## Written instruction
Output the lines of the entries below beginning at the one with "Serialize everything readable" and ending with the last, exactly as written and without pictures.

## Data supplied
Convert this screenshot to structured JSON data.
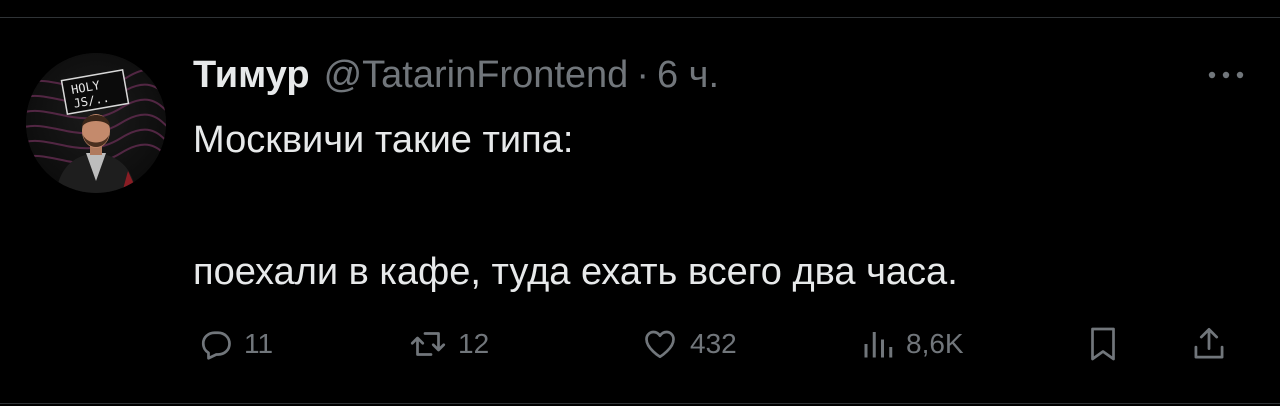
{
  "tweet": {
    "display_name": "Тимур",
    "handle": "@TatarinFrontend",
    "separator": "·",
    "time": "6 ч.",
    "text_line_1": "Москвичи такие типа:",
    "text_line_2": "поехали в кафе, туда ехать всего два часа.",
    "avatar_badge": "HOLY JS/..."
  },
  "actions": {
    "reply_count": "11",
    "retweet_count": "12",
    "like_count": "432",
    "views_count": "8,6K"
  },
  "colors": {
    "background": "#000000",
    "text_primary": "#e7e9ea",
    "text_secondary": "#71767b",
    "divider": "#2f3336"
  },
  "icons": {
    "more": "more-horizontal-icon",
    "reply": "reply-icon",
    "retweet": "retweet-icon",
    "like": "heart-icon",
    "views": "views-chart-icon",
    "bookmark": "bookmark-icon",
    "share": "share-icon"
  }
}
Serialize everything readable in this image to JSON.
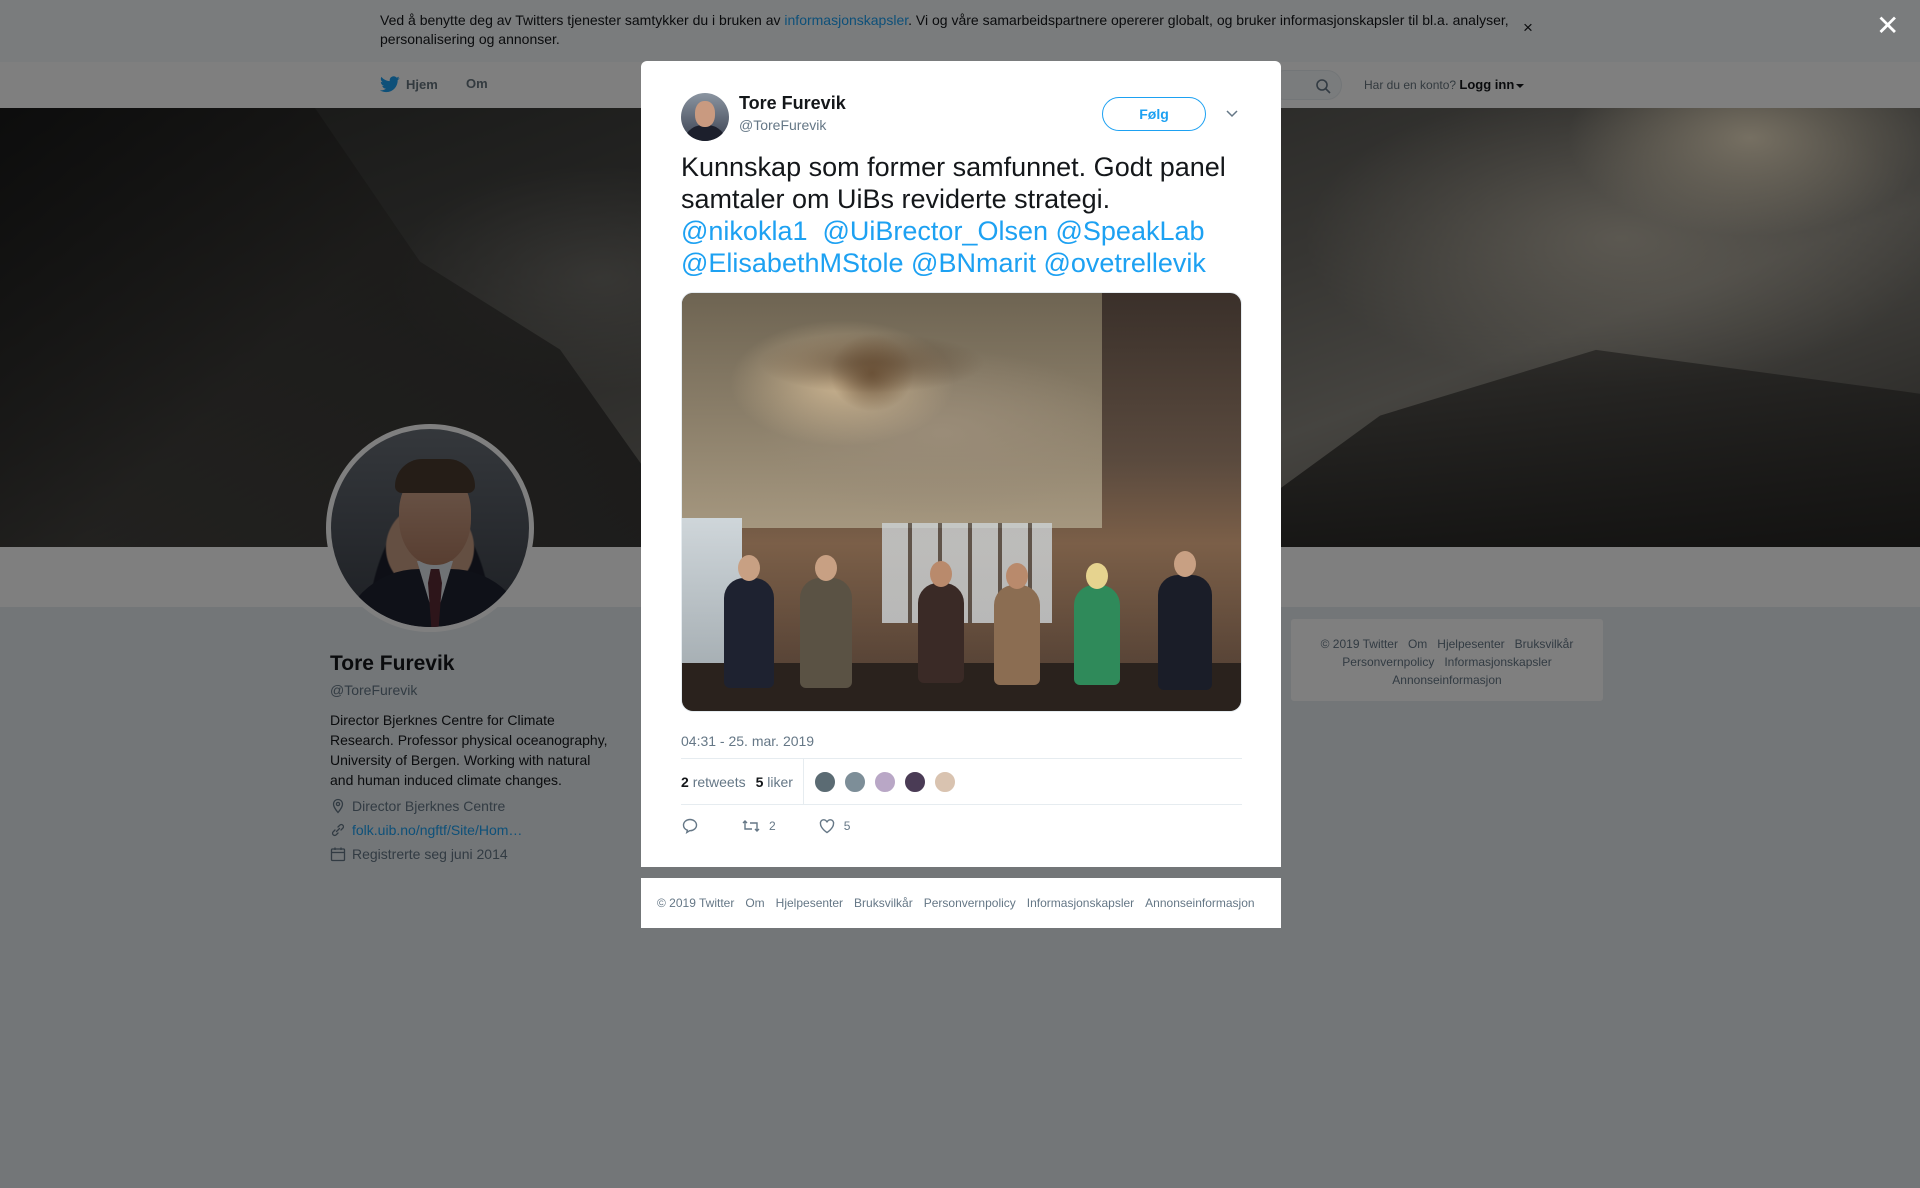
{
  "cookie_banner": {
    "text_before": "Ved å benytte deg av Twitters tjenester samtykker du i bruken av ",
    "link": "informasjonskapsler",
    "text_after": ". Vi og våre samarbeidspartnere opererer globalt, og bruker informasjonskapsler til bl.a. analyser, personalisering og annonser.",
    "close": "×"
  },
  "nav": {
    "home": "Hjem",
    "about": "Om",
    "account_prompt": "Har du en konto?",
    "login": "Logg inn"
  },
  "profile": {
    "name": "Tore Furevik",
    "handle": "@ToreFurevik",
    "bio": "Director Bjerknes Centre for Climate Research. Professor physical oceanography, University of Bergen. Working with natural and human induced climate changes.",
    "location": "Director Bjerknes Centre",
    "url": "folk.uib.no/ngftf/Site/Hom…",
    "joined": "Registrerte seg juni 2014"
  },
  "sidebar_footer": {
    "items": [
      "© 2019 Twitter",
      "Om",
      "Hjelpesenter",
      "Bruksvilkår",
      "Personvernpolicy",
      "Informasjonskapsler",
      "Annonseinformasjon"
    ]
  },
  "overlay": {
    "close": "✕"
  },
  "tweet": {
    "author_name": "Tore Furevik",
    "author_handle": "@ToreFurevik",
    "follow_label": "Følg",
    "text": "Kunnskap som former samfunnet. Godt panel samtaler om UiBs reviderte strategi.",
    "mentions": [
      "@nikokla1",
      "@UiBrector_Olsen",
      "@SpeakLab",
      "@ElisabethMStole",
      "@BNmarit",
      "@ovetrellevik"
    ],
    "timestamp": "04:31 - 25. mar. 2019",
    "retweets_count": "2",
    "retweets_label": "retweets",
    "likes_count": "5",
    "likes_label": "liker",
    "action_retweets": "2",
    "action_likes": "5",
    "liker_colors": [
      "#5b6b73",
      "#7d8e98",
      "#b9a7c6",
      "#4a3b55",
      "#d9c3b0"
    ]
  },
  "modal_footer": {
    "items": [
      "© 2019 Twitter",
      "Om",
      "Hjelpesenter",
      "Bruksvilkår",
      "Personvernpolicy",
      "Informasjonskapsler",
      "Annonseinformasjon"
    ]
  },
  "colors": {
    "accent": "#1da1f2",
    "text": "#14171a",
    "secondary": "#657786"
  }
}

## In response
Serialize everything readable in this image to JSON.
{
  "cookie_banner": {
    "text_before": "Ved å benytte deg av Twitters tjenester samtykker du i bruken av ",
    "link": "informasjonskapsler",
    "text_after": ". Vi og våre samarbeidspartnere opererer globalt, og bruker informasjonskapsler til bl.a. analyser, personalisering og annonser.",
    "close": "×"
  },
  "nav": {
    "home": "Hjem",
    "about": "Om",
    "account_prompt": "Har du en konto?",
    "login": "Logg inn"
  },
  "profile": {
    "name": "Tore Furevik",
    "handle": "@ToreFurevik",
    "bio": "Director Bjerknes Centre for Climate Research. Professor physical oceanography, University of Bergen. Working with natural and human induced climate changes.",
    "location": "Director Bjerknes Centre",
    "url": "folk.uib.no/ngftf/Site/Hom…",
    "joined": "Registrerte seg juni 2014"
  },
  "sidebar_footer": {
    "items": [
      "© 2019 Twitter",
      "Om",
      "Hjelpesenter",
      "Bruksvilkår",
      "Personvernpolicy",
      "Informasjonskapsler",
      "Annonseinformasjon"
    ]
  },
  "overlay": {
    "close": "✕"
  },
  "tweet": {
    "author_name": "Tore Furevik",
    "author_handle": "@ToreFurevik",
    "follow_label": "Følg",
    "text": "Kunnskap som former samfunnet. Godt panel samtaler om UiBs reviderte strategi.",
    "mentions": [
      "@nikokla1",
      "@UiBrector_Olsen",
      "@SpeakLab",
      "@ElisabethMStole",
      "@BNmarit",
      "@ovetrellevik"
    ],
    "timestamp": "04:31 - 25. mar. 2019",
    "retweets_count": "2",
    "retweets_label": "retweets",
    "likes_count": "5",
    "likes_label": "liker",
    "action_retweets": "2",
    "action_likes": "5",
    "liker_colors": [
      "#5b6b73",
      "#7d8e98",
      "#b9a7c6",
      "#4a3b55",
      "#d9c3b0"
    ]
  },
  "modal_footer": {
    "items": [
      "© 2019 Twitter",
      "Om",
      "Hjelpesenter",
      "Bruksvilkår",
      "Personvernpolicy",
      "Informasjonskapsler",
      "Annonseinformasjon"
    ]
  },
  "colors": {
    "accent": "#1da1f2",
    "text": "#14171a",
    "secondary": "#657786"
  }
}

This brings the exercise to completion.